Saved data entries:

###

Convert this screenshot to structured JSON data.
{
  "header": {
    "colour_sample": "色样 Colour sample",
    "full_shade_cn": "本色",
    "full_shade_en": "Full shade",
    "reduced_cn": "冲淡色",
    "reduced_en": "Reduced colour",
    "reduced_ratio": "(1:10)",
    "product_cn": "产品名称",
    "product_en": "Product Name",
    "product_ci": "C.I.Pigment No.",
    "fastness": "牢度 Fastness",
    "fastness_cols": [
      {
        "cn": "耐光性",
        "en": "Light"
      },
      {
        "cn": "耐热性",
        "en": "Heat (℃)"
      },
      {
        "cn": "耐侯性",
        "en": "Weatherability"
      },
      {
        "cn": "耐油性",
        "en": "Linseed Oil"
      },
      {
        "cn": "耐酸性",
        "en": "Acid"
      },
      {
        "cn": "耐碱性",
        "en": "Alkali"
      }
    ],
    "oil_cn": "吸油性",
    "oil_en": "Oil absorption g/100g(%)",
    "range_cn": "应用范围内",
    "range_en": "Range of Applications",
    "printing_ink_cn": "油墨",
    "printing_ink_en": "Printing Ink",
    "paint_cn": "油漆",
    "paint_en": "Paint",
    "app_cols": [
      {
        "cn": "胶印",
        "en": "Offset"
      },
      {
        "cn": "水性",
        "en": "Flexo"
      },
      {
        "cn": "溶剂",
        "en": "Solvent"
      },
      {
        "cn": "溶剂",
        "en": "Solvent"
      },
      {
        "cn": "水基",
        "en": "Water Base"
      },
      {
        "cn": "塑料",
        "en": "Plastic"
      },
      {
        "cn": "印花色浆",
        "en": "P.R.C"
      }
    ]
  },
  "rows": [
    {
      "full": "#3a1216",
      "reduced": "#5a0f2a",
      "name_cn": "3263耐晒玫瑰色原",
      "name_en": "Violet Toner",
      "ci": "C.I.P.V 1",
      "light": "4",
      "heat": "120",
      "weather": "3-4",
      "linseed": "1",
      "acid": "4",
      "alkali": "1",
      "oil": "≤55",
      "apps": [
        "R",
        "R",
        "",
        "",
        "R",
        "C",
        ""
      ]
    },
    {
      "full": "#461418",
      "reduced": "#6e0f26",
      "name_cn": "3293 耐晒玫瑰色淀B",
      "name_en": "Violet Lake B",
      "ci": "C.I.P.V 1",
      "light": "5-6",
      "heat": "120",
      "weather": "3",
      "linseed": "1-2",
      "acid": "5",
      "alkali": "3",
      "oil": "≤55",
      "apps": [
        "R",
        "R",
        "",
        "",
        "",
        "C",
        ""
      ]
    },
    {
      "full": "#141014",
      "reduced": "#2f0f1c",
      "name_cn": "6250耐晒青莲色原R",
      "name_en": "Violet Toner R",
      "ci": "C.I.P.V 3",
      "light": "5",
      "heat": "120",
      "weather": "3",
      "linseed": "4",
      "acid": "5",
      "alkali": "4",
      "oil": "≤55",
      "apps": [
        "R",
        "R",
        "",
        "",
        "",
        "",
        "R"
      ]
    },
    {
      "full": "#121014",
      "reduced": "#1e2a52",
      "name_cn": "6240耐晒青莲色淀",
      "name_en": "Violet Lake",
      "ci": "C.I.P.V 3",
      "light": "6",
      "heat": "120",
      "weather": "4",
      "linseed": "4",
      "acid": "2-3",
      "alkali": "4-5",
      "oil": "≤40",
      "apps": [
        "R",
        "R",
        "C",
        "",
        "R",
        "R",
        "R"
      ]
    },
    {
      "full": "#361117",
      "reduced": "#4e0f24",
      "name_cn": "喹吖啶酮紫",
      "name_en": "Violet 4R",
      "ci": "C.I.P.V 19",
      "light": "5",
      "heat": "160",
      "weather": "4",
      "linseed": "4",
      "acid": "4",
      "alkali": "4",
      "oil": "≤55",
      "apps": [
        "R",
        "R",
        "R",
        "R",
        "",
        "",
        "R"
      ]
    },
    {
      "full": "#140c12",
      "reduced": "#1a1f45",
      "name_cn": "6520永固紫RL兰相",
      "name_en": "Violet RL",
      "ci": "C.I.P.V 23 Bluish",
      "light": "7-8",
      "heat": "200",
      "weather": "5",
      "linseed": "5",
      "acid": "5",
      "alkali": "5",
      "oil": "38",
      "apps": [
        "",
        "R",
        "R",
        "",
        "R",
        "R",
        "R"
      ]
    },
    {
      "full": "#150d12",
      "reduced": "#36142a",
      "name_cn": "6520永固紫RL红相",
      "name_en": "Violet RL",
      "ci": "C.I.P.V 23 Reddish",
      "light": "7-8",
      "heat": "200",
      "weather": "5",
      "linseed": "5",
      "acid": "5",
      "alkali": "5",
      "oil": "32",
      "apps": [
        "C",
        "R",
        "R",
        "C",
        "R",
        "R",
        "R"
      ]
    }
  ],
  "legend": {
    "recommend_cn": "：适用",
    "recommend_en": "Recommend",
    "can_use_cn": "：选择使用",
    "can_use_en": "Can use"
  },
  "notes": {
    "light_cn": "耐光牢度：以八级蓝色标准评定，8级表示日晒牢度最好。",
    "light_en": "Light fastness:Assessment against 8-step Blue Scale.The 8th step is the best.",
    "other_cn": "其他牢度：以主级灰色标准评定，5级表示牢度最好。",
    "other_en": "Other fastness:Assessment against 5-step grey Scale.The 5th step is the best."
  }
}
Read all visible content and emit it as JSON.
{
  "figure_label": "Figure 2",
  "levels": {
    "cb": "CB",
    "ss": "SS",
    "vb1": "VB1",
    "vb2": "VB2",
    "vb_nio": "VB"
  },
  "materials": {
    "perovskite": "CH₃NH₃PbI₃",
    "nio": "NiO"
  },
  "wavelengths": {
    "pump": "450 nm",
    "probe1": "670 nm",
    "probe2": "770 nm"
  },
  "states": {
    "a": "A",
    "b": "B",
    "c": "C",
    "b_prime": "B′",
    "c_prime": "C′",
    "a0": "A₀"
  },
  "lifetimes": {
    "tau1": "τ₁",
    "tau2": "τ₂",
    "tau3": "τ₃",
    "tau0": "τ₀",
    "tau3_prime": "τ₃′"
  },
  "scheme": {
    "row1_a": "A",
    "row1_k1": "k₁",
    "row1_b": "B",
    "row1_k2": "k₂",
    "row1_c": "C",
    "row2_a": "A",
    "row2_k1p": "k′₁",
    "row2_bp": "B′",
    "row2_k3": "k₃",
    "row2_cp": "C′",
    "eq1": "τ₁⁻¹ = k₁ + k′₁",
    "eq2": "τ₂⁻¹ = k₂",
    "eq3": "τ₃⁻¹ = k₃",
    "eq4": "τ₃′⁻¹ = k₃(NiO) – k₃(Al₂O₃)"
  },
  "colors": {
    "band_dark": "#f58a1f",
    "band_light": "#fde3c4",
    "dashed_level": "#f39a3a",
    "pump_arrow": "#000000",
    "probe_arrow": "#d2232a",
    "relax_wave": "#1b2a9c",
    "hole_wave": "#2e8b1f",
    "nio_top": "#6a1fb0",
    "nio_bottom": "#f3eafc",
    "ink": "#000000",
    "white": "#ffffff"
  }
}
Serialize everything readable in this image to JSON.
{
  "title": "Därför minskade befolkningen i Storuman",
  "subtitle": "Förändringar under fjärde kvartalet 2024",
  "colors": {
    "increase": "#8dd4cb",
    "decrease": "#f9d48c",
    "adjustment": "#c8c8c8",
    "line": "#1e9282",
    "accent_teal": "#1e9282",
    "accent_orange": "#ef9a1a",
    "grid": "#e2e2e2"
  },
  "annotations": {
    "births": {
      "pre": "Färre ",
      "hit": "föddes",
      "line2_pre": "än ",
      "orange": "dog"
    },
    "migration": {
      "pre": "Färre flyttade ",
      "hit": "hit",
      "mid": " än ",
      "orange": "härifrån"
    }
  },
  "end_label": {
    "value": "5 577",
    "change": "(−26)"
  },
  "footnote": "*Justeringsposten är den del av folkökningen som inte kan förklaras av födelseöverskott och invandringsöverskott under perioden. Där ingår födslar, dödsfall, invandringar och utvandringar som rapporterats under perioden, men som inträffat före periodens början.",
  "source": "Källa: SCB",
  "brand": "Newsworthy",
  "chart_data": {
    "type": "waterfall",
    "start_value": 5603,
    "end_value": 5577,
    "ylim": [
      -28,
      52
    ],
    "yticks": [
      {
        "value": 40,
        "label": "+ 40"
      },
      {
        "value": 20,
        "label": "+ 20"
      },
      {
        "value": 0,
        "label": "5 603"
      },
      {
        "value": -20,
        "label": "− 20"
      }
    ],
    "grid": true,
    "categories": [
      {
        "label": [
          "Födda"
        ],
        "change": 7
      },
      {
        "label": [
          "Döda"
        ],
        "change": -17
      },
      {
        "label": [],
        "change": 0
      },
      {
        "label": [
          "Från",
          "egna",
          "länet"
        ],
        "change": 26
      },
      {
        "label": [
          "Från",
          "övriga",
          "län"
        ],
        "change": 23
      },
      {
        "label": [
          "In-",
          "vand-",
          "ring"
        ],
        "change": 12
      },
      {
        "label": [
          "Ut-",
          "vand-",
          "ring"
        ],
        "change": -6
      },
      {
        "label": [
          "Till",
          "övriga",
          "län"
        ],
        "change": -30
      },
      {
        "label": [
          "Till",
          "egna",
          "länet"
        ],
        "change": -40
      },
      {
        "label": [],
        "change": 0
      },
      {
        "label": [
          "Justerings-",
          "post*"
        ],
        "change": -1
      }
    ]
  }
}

###

Scan the listing above. Gather each line that contains the word "JSON".

Convert this screenshot to structured JSON data.
Read all visible content and emit it as JSON.
Serialize everything readable in this image to JSON.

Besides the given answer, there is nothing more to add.